_GIVEN ENTRIES_
>> Begin

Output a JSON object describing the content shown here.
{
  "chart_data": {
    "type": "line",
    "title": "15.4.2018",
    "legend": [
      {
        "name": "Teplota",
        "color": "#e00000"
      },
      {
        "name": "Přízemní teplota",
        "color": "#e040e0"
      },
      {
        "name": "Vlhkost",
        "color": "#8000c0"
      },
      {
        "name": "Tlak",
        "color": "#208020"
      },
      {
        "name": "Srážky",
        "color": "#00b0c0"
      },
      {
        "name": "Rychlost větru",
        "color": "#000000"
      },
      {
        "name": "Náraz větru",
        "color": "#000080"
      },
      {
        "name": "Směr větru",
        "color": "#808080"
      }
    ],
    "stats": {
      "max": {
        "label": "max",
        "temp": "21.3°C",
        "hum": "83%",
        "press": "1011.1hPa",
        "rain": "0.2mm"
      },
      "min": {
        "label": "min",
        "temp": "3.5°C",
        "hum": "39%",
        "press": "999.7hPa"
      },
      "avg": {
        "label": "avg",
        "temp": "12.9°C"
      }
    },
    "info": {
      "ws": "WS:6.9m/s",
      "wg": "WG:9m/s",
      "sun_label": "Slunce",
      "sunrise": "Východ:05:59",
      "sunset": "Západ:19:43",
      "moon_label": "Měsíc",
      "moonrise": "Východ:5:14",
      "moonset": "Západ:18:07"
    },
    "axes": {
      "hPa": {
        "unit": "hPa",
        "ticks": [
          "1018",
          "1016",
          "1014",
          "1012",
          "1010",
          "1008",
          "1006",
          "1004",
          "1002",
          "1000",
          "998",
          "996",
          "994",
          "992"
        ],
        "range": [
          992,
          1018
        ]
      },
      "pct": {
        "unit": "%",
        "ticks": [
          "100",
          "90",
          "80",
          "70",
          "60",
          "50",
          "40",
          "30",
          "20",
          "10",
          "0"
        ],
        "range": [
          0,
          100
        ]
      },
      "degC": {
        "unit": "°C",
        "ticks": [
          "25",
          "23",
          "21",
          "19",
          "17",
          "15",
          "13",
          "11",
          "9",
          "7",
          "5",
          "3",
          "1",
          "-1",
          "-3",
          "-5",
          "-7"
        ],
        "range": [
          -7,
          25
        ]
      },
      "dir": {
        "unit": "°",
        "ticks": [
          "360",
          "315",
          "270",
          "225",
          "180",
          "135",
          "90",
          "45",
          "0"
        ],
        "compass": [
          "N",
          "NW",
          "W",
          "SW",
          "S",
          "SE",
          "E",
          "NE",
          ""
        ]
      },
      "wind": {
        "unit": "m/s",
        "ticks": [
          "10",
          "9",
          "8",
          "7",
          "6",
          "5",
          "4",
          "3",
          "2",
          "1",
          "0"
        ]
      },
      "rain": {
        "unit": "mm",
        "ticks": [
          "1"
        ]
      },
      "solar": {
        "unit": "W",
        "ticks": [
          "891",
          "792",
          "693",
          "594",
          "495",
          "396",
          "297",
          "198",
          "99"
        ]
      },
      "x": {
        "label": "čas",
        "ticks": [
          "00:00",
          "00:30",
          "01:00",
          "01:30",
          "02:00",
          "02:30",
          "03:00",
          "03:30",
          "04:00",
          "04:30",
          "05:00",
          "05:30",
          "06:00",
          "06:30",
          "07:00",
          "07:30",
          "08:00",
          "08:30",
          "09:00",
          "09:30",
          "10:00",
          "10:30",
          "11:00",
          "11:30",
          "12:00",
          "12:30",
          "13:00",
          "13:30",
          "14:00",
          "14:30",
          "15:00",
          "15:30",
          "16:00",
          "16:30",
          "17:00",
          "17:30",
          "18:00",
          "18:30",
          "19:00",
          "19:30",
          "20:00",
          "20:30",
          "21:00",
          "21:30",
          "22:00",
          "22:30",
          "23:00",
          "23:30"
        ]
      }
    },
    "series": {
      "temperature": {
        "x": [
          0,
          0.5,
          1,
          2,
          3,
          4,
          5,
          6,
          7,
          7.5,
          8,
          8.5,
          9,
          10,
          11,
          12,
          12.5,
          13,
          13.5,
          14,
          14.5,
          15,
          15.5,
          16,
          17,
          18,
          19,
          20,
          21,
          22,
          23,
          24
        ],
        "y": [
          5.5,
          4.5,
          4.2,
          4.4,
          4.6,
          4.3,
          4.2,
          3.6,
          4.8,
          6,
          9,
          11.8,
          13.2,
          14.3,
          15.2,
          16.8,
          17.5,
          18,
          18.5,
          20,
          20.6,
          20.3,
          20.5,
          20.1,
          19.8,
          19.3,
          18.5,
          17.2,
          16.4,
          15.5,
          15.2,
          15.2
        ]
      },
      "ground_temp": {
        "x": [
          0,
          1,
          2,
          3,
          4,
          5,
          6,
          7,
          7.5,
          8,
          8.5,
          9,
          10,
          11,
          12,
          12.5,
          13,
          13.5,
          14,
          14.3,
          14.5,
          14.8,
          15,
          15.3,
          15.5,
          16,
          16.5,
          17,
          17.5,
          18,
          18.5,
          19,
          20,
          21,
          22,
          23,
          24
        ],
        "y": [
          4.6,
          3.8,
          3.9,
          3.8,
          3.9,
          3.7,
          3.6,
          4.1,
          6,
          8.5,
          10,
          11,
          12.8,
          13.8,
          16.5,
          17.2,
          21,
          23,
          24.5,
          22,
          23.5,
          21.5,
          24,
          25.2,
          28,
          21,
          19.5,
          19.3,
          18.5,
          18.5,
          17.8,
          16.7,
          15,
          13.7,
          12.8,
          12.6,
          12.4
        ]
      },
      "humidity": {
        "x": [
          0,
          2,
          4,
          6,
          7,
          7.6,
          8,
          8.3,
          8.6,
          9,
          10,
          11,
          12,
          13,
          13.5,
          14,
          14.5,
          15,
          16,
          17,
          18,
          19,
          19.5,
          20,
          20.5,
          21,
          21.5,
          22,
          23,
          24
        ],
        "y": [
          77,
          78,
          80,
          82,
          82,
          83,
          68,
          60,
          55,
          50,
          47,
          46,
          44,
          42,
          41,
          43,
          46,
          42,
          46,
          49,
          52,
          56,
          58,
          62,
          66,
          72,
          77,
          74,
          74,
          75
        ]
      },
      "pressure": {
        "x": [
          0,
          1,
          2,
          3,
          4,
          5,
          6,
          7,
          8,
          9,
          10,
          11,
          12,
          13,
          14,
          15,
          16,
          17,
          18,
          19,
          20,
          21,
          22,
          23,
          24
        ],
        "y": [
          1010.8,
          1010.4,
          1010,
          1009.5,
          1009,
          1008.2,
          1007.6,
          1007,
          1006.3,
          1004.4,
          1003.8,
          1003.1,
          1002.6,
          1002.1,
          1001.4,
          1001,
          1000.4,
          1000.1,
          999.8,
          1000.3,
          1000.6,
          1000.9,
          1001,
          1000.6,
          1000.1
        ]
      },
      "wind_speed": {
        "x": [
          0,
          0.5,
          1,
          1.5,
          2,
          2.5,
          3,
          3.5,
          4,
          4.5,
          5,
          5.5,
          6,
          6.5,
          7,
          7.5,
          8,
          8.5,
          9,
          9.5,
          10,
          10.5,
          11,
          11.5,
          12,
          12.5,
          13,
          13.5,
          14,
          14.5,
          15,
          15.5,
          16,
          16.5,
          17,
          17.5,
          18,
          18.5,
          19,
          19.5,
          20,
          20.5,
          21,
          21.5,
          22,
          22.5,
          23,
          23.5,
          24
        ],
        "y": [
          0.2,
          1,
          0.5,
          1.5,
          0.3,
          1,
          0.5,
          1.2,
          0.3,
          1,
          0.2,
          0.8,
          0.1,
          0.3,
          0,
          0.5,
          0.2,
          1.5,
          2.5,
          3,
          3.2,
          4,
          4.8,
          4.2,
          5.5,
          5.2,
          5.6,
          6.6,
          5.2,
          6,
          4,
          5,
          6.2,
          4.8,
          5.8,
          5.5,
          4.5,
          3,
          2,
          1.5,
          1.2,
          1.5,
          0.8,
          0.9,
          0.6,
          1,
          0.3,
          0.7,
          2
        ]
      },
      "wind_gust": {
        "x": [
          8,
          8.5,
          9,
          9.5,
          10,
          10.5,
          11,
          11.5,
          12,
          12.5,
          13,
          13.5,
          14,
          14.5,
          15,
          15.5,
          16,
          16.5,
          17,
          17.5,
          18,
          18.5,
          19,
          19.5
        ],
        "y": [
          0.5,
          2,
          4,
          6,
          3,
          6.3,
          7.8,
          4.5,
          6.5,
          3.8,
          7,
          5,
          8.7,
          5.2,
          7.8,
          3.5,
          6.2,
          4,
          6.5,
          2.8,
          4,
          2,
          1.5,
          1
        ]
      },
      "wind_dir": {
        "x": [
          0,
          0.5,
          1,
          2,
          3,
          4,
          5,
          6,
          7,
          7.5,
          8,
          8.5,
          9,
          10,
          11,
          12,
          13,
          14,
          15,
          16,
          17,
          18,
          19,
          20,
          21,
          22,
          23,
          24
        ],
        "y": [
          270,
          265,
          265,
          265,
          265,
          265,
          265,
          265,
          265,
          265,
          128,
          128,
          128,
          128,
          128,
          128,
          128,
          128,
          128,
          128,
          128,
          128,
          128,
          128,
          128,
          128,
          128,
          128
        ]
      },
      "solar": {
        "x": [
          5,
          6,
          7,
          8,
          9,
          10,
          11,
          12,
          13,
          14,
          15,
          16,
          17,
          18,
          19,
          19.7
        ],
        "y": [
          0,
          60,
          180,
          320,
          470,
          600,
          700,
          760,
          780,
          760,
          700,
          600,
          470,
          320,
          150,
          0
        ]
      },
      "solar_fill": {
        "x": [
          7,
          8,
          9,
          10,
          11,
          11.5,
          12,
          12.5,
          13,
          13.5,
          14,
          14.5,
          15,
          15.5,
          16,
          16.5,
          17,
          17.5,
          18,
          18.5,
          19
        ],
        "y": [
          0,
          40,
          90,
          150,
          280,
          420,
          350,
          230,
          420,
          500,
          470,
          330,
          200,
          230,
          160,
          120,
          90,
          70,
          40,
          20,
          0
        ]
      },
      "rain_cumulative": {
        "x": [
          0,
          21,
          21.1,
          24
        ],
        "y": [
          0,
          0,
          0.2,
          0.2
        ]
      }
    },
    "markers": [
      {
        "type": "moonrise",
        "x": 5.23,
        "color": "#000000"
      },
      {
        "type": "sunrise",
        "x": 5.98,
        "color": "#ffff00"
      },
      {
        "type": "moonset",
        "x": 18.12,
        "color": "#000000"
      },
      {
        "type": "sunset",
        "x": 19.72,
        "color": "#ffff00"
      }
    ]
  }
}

>> End

_GIVEN TASK_
Check all the records above and select each line where the string "color" is found.

_REPLY_
        "color": "#e00000"
        "color": "#e040e0"
        "color": "#8000c0"
        "color": "#208020"
        "color": "#00b0c0"
        "color": "#000000"
        "color": "#000080"
        "color": "#808080"
        "color": "#000000"
        "color": "#ffff00"
        "color": "#000000"
        "color": "#ffff00"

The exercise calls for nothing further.